» What is required: Print the items unchanged, starting at the beginning and ending at the line that contains "2108, 384, 2152]", with both ends included.

# # # #

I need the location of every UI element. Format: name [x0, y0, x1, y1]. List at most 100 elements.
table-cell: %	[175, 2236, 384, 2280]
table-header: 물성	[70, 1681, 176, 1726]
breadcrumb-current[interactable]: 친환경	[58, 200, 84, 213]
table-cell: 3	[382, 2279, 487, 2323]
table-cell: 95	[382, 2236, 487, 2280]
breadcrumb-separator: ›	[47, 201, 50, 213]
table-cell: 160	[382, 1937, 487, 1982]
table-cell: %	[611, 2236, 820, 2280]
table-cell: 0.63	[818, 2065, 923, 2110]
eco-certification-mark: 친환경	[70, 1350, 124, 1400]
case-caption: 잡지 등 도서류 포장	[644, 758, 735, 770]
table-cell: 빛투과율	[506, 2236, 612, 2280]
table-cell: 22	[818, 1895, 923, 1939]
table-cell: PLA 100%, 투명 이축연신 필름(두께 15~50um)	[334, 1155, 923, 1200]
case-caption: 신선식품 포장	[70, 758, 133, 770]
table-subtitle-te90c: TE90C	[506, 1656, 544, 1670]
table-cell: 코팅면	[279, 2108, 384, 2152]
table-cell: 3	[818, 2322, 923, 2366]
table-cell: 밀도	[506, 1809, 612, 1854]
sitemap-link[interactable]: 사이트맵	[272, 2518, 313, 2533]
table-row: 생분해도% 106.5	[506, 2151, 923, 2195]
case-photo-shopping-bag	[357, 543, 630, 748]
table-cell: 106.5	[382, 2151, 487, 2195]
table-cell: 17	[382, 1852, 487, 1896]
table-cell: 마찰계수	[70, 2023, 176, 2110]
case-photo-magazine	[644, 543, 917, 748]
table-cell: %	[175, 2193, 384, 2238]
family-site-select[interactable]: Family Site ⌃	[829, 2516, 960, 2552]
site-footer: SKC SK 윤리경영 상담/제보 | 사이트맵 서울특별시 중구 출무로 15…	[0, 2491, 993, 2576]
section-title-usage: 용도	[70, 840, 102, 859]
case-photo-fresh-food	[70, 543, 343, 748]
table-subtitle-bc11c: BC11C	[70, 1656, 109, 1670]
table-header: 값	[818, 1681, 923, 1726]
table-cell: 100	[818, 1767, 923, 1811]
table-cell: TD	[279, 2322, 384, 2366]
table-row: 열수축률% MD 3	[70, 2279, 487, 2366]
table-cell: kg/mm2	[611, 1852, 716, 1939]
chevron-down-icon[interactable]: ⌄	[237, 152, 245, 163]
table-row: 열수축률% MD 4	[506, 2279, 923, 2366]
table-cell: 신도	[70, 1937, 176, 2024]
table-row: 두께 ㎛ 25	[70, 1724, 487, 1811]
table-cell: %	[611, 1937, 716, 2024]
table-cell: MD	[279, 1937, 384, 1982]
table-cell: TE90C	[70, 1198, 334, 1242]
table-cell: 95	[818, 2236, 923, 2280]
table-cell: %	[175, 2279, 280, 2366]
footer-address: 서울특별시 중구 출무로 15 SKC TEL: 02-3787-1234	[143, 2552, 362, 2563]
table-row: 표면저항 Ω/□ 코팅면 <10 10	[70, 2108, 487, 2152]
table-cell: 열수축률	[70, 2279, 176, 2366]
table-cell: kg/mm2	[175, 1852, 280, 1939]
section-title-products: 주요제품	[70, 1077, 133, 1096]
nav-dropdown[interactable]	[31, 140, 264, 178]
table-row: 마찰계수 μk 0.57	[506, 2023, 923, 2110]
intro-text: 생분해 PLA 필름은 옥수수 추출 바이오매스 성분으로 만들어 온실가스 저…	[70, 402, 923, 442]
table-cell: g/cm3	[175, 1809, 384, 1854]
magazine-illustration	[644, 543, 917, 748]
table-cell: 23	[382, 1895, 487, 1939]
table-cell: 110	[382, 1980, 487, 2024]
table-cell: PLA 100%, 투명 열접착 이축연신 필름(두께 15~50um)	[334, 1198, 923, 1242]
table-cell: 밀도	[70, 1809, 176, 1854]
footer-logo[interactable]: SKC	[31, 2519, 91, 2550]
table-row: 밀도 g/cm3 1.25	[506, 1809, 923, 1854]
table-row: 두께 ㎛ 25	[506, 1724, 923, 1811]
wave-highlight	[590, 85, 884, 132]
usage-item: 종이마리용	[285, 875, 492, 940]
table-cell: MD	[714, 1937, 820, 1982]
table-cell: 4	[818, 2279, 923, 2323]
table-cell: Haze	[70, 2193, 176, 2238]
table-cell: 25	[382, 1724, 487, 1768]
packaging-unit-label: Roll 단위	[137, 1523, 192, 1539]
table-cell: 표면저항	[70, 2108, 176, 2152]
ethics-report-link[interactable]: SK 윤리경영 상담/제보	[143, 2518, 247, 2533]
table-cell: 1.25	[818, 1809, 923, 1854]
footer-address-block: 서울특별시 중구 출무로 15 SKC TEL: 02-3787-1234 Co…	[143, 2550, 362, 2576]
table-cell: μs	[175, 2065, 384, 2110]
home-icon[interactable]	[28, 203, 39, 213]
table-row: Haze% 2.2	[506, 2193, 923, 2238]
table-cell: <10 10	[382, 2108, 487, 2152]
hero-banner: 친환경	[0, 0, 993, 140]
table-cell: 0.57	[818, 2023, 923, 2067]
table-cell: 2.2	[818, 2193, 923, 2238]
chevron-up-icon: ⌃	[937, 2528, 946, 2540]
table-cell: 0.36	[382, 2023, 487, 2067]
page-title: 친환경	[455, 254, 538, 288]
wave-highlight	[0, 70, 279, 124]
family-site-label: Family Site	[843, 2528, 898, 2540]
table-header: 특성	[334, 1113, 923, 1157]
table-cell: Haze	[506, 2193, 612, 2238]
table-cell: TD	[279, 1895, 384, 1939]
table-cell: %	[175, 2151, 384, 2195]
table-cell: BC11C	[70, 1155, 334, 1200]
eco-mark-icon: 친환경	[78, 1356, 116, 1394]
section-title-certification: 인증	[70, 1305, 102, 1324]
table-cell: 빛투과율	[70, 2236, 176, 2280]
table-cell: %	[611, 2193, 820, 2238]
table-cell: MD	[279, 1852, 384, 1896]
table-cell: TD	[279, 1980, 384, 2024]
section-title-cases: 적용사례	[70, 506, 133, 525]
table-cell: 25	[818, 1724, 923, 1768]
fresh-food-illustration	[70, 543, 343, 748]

# # # #

» Final answer:
I need the location of every UI element. Format: name [x0, y0, x1, y1]. List at most 100 elements.
table-cell: %	[175, 2236, 384, 2280]
table-header: 물성	[70, 1681, 176, 1726]
breadcrumb-current[interactable]: 친환경	[58, 200, 84, 213]
table-cell: 3	[382, 2279, 487, 2323]
table-cell: 95	[382, 2236, 487, 2280]
breadcrumb-separator: ›	[47, 201, 50, 213]
table-cell: 160	[382, 1937, 487, 1982]
table-cell: %	[611, 2236, 820, 2280]
table-cell: 0.63	[818, 2065, 923, 2110]
eco-certification-mark: 친환경	[70, 1350, 124, 1400]
case-caption: 잡지 등 도서류 포장	[644, 758, 735, 770]
table-cell: 빛투과율	[506, 2236, 612, 2280]
table-cell: 22	[818, 1895, 923, 1939]
table-cell: PLA 100%, 투명 이축연신 필름(두께 15~50um)	[334, 1155, 923, 1200]
case-caption: 신선식품 포장	[70, 758, 133, 770]
table-subtitle-te90c: TE90C	[506, 1656, 544, 1670]
table-cell: 코팅면	[279, 2108, 384, 2152]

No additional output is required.